━━━━━ INPUT RECORDS

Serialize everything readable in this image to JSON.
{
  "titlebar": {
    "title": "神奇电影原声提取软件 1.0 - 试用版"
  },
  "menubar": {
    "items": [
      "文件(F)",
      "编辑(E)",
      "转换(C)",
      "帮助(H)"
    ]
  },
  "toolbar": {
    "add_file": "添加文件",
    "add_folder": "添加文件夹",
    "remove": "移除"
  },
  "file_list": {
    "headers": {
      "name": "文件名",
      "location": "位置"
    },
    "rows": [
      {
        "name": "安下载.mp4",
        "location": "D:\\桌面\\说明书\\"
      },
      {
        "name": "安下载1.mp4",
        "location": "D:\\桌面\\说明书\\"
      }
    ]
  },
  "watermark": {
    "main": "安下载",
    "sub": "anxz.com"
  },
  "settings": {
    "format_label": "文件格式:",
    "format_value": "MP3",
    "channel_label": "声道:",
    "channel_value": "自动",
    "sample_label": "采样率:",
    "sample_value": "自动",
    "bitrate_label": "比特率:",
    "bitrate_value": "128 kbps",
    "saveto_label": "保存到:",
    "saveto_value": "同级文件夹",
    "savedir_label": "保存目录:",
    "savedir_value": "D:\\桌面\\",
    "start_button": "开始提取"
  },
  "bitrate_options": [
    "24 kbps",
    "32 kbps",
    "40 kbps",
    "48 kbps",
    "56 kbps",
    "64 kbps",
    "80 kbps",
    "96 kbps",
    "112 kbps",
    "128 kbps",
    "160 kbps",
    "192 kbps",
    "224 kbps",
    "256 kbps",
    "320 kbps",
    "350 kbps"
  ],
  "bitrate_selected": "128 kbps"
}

━━━━━━━━━━

> CHALLENGE
Every line of the data above should be copied exactly.

> RESULT OF THE TASK
Serialize everything readable in this image to JSON.
{
  "titlebar": {
    "title": "神奇电影原声提取软件 1.0 - 试用版"
  },
  "menubar": {
    "items": [
      "文件(F)",
      "编辑(E)",
      "转换(C)",
      "帮助(H)"
    ]
  },
  "toolbar": {
    "add_file": "添加文件",
    "add_folder": "添加文件夹",
    "remove": "移除"
  },
  "file_list": {
    "headers": {
      "name": "文件名",
      "location": "位置"
    },
    "rows": [
      {
        "name": "安下载.mp4",
        "location": "D:\\桌面\\说明书\\"
      },
      {
        "name": "安下载1.mp4",
        "location": "D:\\桌面\\说明书\\"
      }
    ]
  },
  "watermark": {
    "main": "安下载",
    "sub": "anxz.com"
  },
  "settings": {
    "format_label": "文件格式:",
    "format_value": "MP3",
    "channel_label": "声道:",
    "channel_value": "自动",
    "sample_label": "采样率:",
    "sample_value": "自动",
    "bitrate_label": "比特率:",
    "bitrate_value": "128 kbps",
    "saveto_label": "保存到:",
    "saveto_value": "同级文件夹",
    "savedir_label": "保存目录:",
    "savedir_value": "D:\\桌面\\",
    "start_button": "开始提取"
  },
  "bitrate_options": [
    "24 kbps",
    "32 kbps",
    "40 kbps",
    "48 kbps",
    "56 kbps",
    "64 kbps",
    "80 kbps",
    "96 kbps",
    "112 kbps",
    "128 kbps",
    "160 kbps",
    "192 kbps",
    "224 kbps",
    "256 kbps",
    "320 kbps",
    "350 kbps"
  ],
  "bitrate_selected": "128 kbps"
}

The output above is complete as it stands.